--- Instructions to follow ---
From the listing below, pull each line that includes "должна".

--- Supplied entries ---
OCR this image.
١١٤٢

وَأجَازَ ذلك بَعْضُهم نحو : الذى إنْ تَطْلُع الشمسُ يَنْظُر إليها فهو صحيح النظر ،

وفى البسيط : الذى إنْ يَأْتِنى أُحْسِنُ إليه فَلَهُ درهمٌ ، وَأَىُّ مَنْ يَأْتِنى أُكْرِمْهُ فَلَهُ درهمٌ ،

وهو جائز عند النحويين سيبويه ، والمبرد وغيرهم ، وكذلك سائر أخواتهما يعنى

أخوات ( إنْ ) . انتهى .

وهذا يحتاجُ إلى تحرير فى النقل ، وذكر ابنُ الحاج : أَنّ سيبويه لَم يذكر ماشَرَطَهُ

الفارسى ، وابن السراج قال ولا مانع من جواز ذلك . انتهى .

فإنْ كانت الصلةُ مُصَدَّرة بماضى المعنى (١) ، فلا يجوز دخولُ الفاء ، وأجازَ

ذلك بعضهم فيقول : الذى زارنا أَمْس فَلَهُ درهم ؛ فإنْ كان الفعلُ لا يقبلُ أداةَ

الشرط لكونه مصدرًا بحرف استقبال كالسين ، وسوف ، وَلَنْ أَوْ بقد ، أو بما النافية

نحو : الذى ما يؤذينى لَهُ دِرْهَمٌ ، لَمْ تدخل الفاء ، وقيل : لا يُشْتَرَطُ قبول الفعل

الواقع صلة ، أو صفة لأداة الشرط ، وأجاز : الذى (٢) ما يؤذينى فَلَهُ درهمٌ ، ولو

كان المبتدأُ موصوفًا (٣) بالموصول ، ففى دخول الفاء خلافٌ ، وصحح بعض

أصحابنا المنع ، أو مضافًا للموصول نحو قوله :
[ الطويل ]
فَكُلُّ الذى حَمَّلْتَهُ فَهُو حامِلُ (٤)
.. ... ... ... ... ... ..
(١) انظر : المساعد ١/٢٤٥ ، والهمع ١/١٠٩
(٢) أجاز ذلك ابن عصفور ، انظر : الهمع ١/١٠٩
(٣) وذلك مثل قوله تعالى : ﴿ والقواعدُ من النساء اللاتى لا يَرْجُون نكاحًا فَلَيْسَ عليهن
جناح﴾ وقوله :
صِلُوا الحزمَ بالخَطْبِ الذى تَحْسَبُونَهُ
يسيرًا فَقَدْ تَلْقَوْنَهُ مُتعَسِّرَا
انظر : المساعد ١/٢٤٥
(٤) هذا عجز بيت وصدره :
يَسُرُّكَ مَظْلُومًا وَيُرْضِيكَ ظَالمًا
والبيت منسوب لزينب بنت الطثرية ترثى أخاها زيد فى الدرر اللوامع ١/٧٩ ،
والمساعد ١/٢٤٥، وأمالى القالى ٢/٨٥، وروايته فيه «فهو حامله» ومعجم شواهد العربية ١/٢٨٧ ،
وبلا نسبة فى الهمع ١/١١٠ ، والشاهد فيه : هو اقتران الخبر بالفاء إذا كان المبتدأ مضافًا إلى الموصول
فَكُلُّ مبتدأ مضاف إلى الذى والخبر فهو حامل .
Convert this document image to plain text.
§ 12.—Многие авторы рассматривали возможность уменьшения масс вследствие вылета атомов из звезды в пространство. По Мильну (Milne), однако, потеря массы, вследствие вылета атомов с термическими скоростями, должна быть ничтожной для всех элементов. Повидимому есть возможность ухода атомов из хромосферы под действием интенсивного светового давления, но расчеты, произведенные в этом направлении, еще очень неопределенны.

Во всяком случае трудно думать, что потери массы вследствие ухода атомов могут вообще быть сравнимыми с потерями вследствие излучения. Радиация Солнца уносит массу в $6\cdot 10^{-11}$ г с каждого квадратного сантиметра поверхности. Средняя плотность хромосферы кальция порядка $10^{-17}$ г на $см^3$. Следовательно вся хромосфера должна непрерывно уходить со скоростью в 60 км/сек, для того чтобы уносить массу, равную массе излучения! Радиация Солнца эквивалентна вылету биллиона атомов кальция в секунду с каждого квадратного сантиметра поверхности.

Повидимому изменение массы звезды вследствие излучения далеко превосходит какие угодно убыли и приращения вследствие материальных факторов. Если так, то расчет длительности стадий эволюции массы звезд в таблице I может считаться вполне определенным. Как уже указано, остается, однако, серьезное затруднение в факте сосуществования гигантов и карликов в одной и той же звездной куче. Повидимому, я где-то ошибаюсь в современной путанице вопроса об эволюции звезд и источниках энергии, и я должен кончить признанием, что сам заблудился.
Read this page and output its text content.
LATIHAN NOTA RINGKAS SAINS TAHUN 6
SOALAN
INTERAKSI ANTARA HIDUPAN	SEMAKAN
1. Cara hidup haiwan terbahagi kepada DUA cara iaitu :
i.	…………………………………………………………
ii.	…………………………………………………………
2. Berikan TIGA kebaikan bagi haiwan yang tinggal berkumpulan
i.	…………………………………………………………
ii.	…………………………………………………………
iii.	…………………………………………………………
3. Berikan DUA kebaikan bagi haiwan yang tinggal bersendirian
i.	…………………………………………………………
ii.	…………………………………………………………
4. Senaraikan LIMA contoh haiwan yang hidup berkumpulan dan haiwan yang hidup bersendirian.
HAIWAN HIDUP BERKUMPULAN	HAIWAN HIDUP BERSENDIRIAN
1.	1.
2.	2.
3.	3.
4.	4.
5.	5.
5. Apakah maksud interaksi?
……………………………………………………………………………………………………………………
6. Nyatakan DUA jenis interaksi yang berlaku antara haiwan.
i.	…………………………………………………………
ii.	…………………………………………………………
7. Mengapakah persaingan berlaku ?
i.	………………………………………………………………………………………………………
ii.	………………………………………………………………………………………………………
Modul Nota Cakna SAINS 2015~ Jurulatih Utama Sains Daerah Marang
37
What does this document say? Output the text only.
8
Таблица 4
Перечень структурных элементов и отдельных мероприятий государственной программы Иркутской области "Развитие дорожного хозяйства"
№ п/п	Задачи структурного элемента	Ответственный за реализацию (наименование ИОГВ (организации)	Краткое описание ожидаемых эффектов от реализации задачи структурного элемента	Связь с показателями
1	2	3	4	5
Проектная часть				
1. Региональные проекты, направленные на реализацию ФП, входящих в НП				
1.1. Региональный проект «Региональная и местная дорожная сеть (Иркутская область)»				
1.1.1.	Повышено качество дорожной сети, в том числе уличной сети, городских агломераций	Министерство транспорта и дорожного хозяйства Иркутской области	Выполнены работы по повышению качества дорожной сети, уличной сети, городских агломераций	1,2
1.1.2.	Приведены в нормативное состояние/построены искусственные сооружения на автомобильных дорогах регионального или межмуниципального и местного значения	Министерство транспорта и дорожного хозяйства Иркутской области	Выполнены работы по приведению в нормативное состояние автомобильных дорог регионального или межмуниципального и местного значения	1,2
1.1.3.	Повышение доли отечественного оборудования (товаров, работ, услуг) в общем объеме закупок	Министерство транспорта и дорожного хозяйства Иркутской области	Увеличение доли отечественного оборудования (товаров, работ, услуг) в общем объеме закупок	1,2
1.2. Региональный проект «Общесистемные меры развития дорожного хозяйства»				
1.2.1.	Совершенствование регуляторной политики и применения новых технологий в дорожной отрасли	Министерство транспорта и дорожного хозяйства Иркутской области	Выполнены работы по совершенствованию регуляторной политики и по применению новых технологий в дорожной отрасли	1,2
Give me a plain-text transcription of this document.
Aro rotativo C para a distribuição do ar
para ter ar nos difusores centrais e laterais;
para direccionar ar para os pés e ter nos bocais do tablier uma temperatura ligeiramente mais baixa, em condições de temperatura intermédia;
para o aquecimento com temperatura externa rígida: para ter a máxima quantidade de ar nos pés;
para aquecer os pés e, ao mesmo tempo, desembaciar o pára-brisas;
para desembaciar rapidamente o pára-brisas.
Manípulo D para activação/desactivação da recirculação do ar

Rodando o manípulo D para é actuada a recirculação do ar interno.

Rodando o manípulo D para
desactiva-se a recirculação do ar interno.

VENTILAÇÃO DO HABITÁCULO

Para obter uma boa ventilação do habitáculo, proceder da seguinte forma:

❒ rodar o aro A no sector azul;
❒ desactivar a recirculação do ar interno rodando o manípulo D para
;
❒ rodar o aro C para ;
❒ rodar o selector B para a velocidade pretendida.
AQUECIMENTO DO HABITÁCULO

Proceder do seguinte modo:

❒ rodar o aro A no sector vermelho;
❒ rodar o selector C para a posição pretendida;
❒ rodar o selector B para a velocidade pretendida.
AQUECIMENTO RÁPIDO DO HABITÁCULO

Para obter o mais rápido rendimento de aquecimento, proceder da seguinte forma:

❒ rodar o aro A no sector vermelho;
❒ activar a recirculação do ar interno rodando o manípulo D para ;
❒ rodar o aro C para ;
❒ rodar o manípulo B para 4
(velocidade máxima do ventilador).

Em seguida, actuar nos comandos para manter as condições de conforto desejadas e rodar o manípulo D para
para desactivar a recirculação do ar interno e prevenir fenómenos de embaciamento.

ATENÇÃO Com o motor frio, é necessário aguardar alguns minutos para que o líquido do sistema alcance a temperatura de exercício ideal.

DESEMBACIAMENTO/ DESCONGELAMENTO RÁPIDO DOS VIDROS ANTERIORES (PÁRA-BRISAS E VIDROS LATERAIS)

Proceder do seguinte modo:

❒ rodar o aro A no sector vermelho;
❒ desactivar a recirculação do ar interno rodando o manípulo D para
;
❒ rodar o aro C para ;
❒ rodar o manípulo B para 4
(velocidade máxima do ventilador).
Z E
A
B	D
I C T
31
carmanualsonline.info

--- Problem solution ---
§ 12.—Многие авторы рассматривали возможность уменьшения масс вследствие вылета атомов из звезды в пространство. По Мильну (Milne), однако, потеря массы, вследствие вылета атомов с термическими скоростями, должна быть ничтожной для всех элементов. Повидимому есть возможность ухода атомов из хромосферы под действием интенсивного светового давления, но расчеты, произведенные в этом направлении, еще очень неопределенны.
Во всяком случае трудно думать, что потери массы вследствие ухода атомов могут вообще быть сравнимыми с потерями вследствие излучения. Радиация Солнца уносит массу в $6\cdot 10^{-11}$ г с каждого квадратного сантиметра поверхности. Средняя плотность хромосферы кальция порядка $10^{-17}$ г на $см^3$. Следовательно вся хромосфера должна непрерывно уходить со скоростью в 60 км/сек, для того чтобы уносить массу, равную массе излучения! Радиация Солнца эквивалентна вылету биллиона атомов кальция в секунду с каждого квадратного сантиметра поверхности.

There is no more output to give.